* Task details *
The exercise asks you to copy every line below in which "this" appears.

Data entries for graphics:
---------------

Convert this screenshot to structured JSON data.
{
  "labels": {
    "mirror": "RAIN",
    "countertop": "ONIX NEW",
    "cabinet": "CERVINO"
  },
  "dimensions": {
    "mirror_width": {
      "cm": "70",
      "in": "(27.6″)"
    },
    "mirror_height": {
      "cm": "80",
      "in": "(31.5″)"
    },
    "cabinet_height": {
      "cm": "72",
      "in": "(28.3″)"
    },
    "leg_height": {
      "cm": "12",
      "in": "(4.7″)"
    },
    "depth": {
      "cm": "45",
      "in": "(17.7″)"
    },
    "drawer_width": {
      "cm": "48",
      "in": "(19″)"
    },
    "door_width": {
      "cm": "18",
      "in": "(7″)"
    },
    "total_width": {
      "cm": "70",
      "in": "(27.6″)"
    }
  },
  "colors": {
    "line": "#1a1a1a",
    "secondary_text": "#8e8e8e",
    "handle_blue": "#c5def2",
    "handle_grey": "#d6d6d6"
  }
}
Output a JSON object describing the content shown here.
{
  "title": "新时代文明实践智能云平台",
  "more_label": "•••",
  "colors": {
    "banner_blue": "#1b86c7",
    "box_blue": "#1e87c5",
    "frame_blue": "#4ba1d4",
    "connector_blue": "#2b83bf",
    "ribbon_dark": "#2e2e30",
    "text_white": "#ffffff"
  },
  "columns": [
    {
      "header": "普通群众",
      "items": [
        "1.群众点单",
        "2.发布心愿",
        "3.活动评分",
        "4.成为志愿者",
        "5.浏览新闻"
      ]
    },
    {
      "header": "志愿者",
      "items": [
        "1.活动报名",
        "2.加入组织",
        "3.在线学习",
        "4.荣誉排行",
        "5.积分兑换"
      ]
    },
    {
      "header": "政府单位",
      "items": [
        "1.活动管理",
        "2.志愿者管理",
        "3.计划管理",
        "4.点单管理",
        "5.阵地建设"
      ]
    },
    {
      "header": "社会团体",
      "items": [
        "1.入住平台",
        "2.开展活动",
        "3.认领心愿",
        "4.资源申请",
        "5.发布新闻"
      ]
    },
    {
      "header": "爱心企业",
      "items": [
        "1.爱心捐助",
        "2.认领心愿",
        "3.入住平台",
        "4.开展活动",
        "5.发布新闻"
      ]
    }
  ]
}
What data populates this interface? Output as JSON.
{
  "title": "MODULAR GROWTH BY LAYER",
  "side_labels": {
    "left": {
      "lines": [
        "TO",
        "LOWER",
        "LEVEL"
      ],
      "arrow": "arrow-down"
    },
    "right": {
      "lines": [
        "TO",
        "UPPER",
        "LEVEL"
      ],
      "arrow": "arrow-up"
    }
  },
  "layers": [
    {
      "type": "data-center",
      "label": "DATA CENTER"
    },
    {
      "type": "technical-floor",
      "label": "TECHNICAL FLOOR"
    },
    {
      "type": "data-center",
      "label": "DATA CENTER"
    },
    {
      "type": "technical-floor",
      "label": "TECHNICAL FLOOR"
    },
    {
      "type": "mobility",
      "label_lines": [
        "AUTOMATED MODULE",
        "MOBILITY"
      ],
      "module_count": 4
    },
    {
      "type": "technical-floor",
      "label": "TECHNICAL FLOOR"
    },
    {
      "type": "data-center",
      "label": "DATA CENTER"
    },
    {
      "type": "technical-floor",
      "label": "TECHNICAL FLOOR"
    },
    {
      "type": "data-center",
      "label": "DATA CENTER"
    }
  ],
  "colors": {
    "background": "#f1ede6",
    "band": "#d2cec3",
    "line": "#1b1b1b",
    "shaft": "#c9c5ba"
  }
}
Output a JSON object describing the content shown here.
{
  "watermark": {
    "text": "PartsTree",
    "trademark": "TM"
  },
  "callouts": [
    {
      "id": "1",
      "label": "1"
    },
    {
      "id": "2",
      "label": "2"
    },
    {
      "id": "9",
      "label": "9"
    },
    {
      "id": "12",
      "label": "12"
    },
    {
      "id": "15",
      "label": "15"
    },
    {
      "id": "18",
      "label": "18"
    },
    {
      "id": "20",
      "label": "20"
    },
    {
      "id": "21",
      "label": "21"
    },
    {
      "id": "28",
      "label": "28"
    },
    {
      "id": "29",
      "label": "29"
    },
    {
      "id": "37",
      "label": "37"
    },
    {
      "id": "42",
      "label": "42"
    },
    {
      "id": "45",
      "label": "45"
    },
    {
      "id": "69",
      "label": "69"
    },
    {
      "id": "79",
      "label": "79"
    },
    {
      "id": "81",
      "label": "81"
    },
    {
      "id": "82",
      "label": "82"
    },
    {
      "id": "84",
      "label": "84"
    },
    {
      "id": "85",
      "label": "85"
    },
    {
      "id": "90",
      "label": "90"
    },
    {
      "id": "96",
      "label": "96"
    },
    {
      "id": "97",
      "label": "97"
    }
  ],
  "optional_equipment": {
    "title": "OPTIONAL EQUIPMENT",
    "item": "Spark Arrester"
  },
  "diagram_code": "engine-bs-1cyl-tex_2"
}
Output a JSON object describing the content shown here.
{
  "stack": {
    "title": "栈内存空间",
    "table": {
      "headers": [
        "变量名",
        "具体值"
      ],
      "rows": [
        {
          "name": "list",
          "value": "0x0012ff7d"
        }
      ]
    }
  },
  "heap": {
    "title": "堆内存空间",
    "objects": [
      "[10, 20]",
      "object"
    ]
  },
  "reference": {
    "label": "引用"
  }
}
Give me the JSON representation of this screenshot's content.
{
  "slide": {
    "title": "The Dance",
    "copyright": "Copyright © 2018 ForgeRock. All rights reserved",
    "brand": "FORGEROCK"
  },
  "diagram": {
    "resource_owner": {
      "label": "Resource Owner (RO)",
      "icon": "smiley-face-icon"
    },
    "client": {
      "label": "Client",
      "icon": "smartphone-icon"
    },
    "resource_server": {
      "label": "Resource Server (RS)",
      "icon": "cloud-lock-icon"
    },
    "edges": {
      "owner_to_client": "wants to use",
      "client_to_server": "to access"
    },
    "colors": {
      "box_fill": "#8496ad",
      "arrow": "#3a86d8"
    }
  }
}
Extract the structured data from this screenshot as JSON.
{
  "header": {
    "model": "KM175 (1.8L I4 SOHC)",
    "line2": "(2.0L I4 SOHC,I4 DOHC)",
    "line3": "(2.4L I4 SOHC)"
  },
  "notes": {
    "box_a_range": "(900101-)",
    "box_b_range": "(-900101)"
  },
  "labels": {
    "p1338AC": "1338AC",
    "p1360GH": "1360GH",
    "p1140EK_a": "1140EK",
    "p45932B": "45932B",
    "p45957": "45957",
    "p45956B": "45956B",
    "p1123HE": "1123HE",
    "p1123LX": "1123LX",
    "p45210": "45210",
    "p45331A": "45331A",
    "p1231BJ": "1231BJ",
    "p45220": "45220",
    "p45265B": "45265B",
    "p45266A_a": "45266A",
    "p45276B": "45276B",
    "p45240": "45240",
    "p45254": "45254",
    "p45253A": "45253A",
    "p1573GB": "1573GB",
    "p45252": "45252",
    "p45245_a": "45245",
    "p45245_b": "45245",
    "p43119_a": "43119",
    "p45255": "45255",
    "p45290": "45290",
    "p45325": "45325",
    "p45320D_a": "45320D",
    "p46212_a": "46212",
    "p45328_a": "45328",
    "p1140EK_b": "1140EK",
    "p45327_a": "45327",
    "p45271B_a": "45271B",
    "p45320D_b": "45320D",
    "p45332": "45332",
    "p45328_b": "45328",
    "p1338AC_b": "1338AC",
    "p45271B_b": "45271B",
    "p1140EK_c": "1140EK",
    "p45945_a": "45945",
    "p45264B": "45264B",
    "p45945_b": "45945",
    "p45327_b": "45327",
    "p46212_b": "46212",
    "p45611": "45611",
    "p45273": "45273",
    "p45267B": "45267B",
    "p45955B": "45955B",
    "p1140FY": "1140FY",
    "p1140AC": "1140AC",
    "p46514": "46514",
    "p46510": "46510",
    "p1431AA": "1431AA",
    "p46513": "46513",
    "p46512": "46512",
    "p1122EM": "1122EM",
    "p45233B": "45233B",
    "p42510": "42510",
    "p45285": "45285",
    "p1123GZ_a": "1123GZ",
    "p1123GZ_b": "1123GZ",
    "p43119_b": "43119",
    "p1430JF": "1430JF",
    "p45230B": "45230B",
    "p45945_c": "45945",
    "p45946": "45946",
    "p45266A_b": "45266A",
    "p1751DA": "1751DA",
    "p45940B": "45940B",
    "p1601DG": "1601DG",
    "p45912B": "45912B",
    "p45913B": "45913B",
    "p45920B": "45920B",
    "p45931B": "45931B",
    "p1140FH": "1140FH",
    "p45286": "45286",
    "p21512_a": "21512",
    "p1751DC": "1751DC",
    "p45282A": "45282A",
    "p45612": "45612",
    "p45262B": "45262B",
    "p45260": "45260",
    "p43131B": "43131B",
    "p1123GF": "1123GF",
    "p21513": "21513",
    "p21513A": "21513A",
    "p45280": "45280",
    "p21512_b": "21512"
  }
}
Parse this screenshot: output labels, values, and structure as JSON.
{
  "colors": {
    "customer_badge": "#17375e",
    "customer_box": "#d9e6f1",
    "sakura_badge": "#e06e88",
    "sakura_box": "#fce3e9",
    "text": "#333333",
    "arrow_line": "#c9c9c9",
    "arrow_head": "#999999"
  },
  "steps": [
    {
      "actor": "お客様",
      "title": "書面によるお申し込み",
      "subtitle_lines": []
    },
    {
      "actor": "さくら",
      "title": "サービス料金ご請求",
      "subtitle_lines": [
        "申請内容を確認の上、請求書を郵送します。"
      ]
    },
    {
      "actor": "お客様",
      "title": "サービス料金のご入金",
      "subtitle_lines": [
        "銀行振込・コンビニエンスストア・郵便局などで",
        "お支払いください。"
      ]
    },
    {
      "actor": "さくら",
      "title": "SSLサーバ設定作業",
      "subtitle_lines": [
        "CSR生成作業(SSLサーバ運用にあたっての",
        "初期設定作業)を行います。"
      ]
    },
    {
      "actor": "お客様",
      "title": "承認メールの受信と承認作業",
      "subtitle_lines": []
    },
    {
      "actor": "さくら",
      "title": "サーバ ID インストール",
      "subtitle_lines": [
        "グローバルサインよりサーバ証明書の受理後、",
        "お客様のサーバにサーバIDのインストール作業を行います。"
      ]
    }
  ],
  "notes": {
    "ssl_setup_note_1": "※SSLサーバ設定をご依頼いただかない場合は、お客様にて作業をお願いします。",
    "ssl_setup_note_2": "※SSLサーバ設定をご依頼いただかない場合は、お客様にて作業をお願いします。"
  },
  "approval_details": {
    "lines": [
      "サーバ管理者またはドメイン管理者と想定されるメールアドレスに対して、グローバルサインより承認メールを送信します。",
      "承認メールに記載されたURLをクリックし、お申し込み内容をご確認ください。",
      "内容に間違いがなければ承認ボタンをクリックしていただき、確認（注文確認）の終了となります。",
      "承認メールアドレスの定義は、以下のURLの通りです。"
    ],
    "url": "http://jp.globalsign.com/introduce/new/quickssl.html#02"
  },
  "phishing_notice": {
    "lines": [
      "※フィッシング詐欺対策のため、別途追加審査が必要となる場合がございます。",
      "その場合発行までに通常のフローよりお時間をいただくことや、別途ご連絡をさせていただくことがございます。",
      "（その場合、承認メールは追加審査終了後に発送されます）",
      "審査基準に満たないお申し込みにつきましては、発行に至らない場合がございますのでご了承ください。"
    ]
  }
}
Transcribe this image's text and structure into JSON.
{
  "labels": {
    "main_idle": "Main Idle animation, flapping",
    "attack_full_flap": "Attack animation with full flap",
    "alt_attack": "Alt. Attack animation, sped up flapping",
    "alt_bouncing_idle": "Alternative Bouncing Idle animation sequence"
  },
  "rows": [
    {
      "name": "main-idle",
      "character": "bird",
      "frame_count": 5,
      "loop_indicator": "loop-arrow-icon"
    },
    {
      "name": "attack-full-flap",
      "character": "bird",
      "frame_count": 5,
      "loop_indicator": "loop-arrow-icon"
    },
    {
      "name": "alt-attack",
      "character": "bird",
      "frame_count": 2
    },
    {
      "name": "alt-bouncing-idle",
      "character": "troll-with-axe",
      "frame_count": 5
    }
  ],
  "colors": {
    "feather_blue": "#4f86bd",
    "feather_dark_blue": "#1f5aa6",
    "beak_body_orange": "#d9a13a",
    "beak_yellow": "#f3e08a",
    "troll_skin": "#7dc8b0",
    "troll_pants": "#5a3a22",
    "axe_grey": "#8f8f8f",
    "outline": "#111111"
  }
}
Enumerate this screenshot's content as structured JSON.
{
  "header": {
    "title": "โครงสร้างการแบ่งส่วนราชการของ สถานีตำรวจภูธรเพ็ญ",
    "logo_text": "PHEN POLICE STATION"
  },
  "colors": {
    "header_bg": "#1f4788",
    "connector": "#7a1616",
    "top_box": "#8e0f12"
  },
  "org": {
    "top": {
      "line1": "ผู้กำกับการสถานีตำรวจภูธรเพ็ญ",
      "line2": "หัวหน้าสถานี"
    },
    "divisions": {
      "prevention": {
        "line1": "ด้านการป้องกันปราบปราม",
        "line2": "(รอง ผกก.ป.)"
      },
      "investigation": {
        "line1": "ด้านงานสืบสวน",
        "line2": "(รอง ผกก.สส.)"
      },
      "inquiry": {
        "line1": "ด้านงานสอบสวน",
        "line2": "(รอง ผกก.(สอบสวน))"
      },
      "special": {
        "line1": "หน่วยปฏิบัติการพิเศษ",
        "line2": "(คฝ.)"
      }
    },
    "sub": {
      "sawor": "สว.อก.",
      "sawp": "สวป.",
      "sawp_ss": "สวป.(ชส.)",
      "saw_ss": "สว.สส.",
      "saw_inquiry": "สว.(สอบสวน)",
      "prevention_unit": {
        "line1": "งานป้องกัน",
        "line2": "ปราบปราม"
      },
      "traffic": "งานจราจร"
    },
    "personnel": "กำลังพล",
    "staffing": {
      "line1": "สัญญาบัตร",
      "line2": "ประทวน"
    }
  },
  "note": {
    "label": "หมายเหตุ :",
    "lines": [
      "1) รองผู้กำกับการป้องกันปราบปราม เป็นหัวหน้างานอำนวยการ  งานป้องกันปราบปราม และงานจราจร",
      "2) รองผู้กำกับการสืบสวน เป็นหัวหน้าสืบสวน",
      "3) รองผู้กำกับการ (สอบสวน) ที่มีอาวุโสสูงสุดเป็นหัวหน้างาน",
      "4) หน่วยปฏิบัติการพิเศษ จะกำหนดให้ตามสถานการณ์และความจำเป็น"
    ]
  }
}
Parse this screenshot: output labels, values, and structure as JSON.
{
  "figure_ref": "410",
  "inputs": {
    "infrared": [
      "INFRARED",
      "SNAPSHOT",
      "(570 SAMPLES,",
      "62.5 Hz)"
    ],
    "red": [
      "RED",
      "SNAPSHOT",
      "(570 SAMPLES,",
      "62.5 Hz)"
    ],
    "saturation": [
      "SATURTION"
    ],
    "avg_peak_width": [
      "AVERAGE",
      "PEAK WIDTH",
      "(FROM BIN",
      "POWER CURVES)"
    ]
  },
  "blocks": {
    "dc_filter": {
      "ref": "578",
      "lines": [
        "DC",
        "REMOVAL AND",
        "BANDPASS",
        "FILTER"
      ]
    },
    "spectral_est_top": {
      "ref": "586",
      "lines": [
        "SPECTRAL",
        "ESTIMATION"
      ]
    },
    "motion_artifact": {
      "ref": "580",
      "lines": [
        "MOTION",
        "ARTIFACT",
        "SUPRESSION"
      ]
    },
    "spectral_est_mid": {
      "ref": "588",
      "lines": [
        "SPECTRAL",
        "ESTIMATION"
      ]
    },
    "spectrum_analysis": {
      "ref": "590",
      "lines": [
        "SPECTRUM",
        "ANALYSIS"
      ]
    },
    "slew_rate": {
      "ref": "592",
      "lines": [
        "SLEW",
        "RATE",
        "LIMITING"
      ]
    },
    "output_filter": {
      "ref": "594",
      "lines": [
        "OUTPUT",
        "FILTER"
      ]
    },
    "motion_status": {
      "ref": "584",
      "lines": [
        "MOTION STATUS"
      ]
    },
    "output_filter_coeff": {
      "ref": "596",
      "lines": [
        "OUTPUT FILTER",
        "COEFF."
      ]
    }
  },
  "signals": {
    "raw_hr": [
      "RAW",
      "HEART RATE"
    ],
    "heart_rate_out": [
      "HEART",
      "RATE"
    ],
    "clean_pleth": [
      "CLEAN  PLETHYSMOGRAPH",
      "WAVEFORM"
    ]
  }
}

---------------

* Written response *
Convert this screenshot to structured JSON data.
What data populates this interface? Output as JSON.
Give me the JSON representation of this screenshot's content.
Extract the structured data from this screenshot as JSON.
Parse this screenshot: output labels, values, and structure as JSON.
Transcribe this image's text and structure into JSON.
Enumerate this screenshot's content as structured JSON.
Parse this screenshot: output labels, values, and structure as JSON.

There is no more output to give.